### EXCERPTED DATA
● ● ● ●
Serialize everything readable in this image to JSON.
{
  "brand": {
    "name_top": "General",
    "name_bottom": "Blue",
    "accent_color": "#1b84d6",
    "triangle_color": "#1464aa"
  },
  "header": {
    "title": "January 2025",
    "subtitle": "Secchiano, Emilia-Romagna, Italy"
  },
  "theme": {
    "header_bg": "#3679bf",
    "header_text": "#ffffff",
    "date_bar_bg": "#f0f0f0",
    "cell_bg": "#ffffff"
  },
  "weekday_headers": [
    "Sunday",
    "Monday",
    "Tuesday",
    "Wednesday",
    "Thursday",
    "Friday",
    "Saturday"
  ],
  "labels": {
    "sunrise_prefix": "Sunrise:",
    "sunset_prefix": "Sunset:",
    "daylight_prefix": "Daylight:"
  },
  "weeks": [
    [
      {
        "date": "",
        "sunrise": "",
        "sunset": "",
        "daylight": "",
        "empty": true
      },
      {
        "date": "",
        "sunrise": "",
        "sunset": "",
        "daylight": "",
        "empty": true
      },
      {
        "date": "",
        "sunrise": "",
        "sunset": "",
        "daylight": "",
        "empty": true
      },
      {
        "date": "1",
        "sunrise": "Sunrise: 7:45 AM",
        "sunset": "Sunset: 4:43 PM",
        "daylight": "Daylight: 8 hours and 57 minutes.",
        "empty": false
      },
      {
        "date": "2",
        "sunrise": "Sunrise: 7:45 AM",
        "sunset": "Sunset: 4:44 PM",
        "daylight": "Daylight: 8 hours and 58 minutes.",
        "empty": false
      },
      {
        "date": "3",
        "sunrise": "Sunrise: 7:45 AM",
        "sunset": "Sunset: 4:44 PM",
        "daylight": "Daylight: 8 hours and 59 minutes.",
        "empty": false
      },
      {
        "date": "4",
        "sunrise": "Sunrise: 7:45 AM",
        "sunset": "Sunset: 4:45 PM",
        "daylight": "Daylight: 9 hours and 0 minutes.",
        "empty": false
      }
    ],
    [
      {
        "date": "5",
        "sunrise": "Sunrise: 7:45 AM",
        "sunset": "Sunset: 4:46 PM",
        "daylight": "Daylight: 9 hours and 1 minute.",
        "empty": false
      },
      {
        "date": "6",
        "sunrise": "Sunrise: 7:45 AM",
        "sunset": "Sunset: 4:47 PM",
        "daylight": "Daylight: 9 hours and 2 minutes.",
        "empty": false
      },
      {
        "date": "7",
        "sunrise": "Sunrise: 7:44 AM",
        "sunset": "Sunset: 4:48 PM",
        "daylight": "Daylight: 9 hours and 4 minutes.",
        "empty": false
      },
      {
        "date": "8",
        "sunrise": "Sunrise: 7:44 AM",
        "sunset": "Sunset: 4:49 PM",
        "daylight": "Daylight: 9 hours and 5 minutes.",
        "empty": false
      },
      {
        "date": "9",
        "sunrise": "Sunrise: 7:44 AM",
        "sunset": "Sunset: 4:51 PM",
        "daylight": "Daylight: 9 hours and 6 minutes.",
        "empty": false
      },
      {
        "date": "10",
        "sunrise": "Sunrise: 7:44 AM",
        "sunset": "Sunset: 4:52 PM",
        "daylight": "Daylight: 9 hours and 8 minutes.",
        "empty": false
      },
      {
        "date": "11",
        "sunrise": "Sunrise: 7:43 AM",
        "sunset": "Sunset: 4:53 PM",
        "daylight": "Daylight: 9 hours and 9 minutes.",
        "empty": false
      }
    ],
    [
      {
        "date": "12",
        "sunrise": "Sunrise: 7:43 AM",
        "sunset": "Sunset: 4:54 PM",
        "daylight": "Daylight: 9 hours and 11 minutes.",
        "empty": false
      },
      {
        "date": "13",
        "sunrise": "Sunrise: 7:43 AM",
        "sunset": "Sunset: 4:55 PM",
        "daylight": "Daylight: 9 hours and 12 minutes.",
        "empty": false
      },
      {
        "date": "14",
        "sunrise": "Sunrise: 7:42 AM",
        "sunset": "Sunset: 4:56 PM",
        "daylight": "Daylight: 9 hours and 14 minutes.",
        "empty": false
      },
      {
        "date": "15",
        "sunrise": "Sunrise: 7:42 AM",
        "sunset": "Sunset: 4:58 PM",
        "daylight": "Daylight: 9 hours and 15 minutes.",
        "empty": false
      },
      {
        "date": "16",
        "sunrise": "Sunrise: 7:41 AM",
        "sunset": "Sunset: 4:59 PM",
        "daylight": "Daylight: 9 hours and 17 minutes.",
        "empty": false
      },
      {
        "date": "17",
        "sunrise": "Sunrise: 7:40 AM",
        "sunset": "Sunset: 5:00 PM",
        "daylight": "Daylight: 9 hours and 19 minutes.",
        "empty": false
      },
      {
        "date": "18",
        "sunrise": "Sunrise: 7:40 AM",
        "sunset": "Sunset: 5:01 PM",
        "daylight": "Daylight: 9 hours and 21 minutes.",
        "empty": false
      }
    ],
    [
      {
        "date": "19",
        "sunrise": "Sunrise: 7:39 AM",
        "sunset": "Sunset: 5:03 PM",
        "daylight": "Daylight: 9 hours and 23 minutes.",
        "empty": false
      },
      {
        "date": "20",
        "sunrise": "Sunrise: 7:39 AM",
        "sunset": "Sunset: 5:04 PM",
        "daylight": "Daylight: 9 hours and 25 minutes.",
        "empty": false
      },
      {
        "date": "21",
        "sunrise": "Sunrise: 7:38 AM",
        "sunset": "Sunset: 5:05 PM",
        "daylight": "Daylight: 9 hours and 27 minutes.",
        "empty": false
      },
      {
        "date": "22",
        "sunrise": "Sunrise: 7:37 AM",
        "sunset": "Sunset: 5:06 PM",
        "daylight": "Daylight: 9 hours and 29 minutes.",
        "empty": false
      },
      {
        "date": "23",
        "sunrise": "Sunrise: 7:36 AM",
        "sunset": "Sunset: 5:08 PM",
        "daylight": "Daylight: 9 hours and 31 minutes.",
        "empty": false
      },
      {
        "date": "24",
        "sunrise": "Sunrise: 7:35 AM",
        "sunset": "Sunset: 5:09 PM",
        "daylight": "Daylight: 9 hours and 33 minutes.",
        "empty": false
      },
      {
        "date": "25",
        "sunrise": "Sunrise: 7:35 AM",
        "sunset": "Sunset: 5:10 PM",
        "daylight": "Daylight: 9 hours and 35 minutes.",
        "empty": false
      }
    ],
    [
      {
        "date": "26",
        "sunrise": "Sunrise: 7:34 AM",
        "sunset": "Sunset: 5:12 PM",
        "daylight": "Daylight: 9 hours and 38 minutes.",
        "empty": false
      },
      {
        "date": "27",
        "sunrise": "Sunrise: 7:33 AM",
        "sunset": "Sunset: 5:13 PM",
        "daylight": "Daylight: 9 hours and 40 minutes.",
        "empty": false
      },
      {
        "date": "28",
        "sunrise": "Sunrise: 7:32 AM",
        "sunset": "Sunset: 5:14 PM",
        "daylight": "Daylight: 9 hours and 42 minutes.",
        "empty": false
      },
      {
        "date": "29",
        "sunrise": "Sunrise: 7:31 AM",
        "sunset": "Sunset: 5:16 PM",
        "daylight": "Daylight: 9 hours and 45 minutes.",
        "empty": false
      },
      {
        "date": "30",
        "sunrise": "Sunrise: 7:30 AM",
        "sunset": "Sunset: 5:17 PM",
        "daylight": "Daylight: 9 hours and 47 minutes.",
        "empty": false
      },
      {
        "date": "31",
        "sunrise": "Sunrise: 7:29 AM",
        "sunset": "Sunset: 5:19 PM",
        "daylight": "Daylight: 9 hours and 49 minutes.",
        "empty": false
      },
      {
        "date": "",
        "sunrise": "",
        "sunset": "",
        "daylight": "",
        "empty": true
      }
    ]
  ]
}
● ● ● ●
### EXERCISE DETAILS
Every entry above needs to be quoted exactly.

### WRITTEN REPLY
Serialize everything readable in this image to JSON.
{
  "brand": {
    "name_top": "General",
    "name_bottom": "Blue",
    "accent_color": "#1b84d6",
    "triangle_color": "#1464aa"
  },
  "header": {
    "title": "January 2025",
    "subtitle": "Secchiano, Emilia-Romagna, Italy"
  },
  "theme": {
    "header_bg": "#3679bf",
    "header_text": "#ffffff",
    "date_bar_bg": "#f0f0f0",
    "cell_bg": "#ffffff"
  },
  "weekday_headers": [
    "Sunday",
    "Monday",
    "Tuesday",
    "Wednesday",
    "Thursday",
    "Friday",
    "Saturday"
  ],
  "labels": {
    "sunrise_prefix": "Sunrise:",
    "sunset_prefix": "Sunset:",
    "daylight_prefix": "Daylight:"
  },
  "weeks": [
    [
      {
        "date": "",
        "sunrise": "",
        "sunset": "",
        "daylight": "",
        "empty": true
      },
      {
        "date": "",
        "sunrise": "",
        "sunset": "",
        "daylight": "",
        "empty": true
      },
      {
        "date": "",
        "sunrise": "",
        "sunset": "",
        "daylight": "",
        "empty": true
      },
      {
        "date": "1",
        "sunrise": "Sunrise: 7:45 AM",
        "sunset": "Sunset: 4:43 PM",
        "daylight": "Daylight: 8 hours and 57 minutes.",
        "empty": false
      },
      {
        "date": "2",
        "sunrise": "Sunrise: 7:45 AM",
        "sunset": "Sunset: 4:44 PM",
        "daylight": "Daylight: 8 hours and 58 minutes.",
        "empty": false
      },
      {
        "date": "3",
        "sunrise": "Sunrise: 7:45 AM",
        "sunset": "Sunset: 4:44 PM",
        "daylight": "Daylight: 8 hours and 59 minutes.",
        "empty": false
      },
      {
        "date": "4",
        "sunrise": "Sunrise: 7:45 AM",
        "sunset": "Sunset: 4:45 PM",
        "daylight": "Daylight: 9 hours and 0 minutes.",
        "empty": false
      }
    ],
    [
      {
        "date": "5",
        "sunrise": "Sunrise: 7:45 AM",
        "sunset": "Sunset: 4:46 PM",
        "daylight": "Daylight: 9 hours and 1 minute.",
        "empty": false
      },
      {
        "date": "6",
        "sunrise": "Sunrise: 7:45 AM",
        "sunset": "Sunset: 4:47 PM",
        "daylight": "Daylight: 9 hours and 2 minutes.",
        "empty": false
      },
      {
        "date": "7",
        "sunrise": "Sunrise: 7:44 AM",
        "sunset": "Sunset: 4:48 PM",
        "daylight": "Daylight: 9 hours and 4 minutes.",
        "empty": false
      },
      {
        "date": "8",
        "sunrise": "Sunrise: 7:44 AM",
        "sunset": "Sunset: 4:49 PM",
        "daylight": "Daylight: 9 hours and 5 minutes.",
        "empty": false
      },
      {
        "date": "9",
        "sunrise": "Sunrise: 7:44 AM",
        "sunset": "Sunset: 4:51 PM",
        "daylight": "Daylight: 9 hours and 6 minutes.",
        "empty": false
      },
      {
        "date": "10",
        "sunrise": "Sunrise: 7:44 AM",
        "sunset": "Sunset: 4:52 PM",
        "daylight": "Daylight: 9 hours and 8 minutes.",
        "empty": false
      },
      {
        "date": "11",
        "sunrise": "Sunrise: 7:43 AM",
        "sunset": "Sunset: 4:53 PM",
        "daylight": "Daylight: 9 hours and 9 minutes.",
        "empty": false
      }
    ],
    [
      {
        "date": "12",
        "sunrise": "Sunrise: 7:43 AM",
        "sunset": "Sunset: 4:54 PM",
        "daylight": "Daylight: 9 hours and 11 minutes.",
        "empty": false
      },
      {
        "date": "13",
        "sunrise": "Sunrise: 7:43 AM",
        "sunset": "Sunset: 4:55 PM",
        "daylight": "Daylight: 9 hours and 12 minutes.",
        "empty": false
      },
      {
        "date": "14",
        "sunrise": "Sunrise: 7:42 AM",
        "sunset": "Sunset: 4:56 PM",
        "daylight": "Daylight: 9 hours and 14 minutes.",
        "empty": false
      },
      {
        "date": "15",
        "sunrise": "Sunrise: 7:42 AM",
        "sunset": "Sunset: 4:58 PM",
        "daylight": "Daylight: 9 hours and 15 minutes.",
        "empty": false
      },
      {
        "date": "16",
        "sunrise": "Sunrise: 7:41 AM",
        "sunset": "Sunset: 4:59 PM",
        "daylight": "Daylight: 9 hours and 17 minutes.",
        "empty": false
      },
      {
        "date": "17",
        "sunrise": "Sunrise: 7:40 AM",
        "sunset": "Sunset: 5:00 PM",
        "daylight": "Daylight: 9 hours and 19 minutes.",
        "empty": false
      },
      {
        "date": "18",
        "sunrise": "Sunrise: 7:40 AM",
        "sunset": "Sunset: 5:01 PM",
        "daylight": "Daylight: 9 hours and 21 minutes.",
        "empty": false
      }
    ],
    [
      {
        "date": "19",
        "sunrise": "Sunrise: 7:39 AM",
        "sunset": "Sunset: 5:03 PM",
        "daylight": "Daylight: 9 hours and 23 minutes.",
        "empty": false
      },
      {
        "date": "20",
        "sunrise": "Sunrise: 7:39 AM",
        "sunset": "Sunset: 5:04 PM",
        "daylight": "Daylight: 9 hours and 25 minutes.",
        "empty": false
      },
      {
        "date": "21",
        "sunrise": "Sunrise: 7:38 AM",
        "sunset": "Sunset: 5:05 PM",
        "daylight": "Daylight: 9 hours and 27 minutes.",
        "empty": false
      },
      {
        "date": "22",
        "sunrise": "Sunrise: 7:37 AM",
        "sunset": "Sunset: 5:06 PM",
        "daylight": "Daylight: 9 hours and 29 minutes.",
        "empty": false
      },
      {
        "date": "23",
        "sunrise": "Sunrise: 7:36 AM",
        "sunset": "Sunset: 5:08 PM",
        "daylight": "Daylight: 9 hours and 31 minutes.",
        "empty": false
      },
      {
        "date": "24",
        "sunrise": "Sunrise: 7:35 AM",
        "sunset": "Sunset: 5:09 PM",
        "daylight": "Daylight: 9 hours and 33 minutes.",
        "empty": false
      },
      {
        "date": "25",
        "sunrise": "Sunrise: 7:35 AM",
        "sunset": "Sunset: 5:10 PM",
        "daylight": "Daylight: 9 hours and 35 minutes.",
        "empty": false
      }
    ],
    [
      {
        "date": "26",
        "sunrise": "Sunrise: 7:34 AM",
        "sunset": "Sunset: 5:12 PM",
        "daylight": "Daylight: 9 hours and 38 minutes.",
        "empty": false
      },
      {
        "date": "27",
        "sunrise": "Sunrise: 7:33 AM",
        "sunset": "Sunset: 5:13 PM",
        "daylight": "Daylight: 9 hours and 40 minutes.",
        "empty": false
      },
      {
        "date": "28",
        "sunrise": "Sunrise: 7:32 AM",
        "sunset": "Sunset: 5:14 PM",
        "daylight": "Daylight: 9 hours and 42 minutes.",
        "empty": false
      },
      {
        "date": "29",
        "sunrise": "Sunrise: 7:31 AM",
        "sunset": "Sunset: 5:16 PM",
        "daylight": "Daylight: 9 hours and 45 minutes.",
        "empty": false
      },
      {
        "date": "30",
        "sunrise": "Sunrise: 7:30 AM",
        "sunset": "Sunset: 5:17 PM",
        "daylight": "Daylight: 9 hours and 47 minutes.",
        "empty": false
      },
      {
        "date": "31",
        "sunrise": "Sunrise: 7:29 AM",
        "sunset": "Sunset: 5:19 PM",
        "daylight": "Daylight: 9 hours and 49 minutes.",
        "empty": false
      },
      {
        "date": "",
        "sunrise": "",
        "sunset": "",
        "daylight": "",
        "empty": true
      }
    ]
  ]
}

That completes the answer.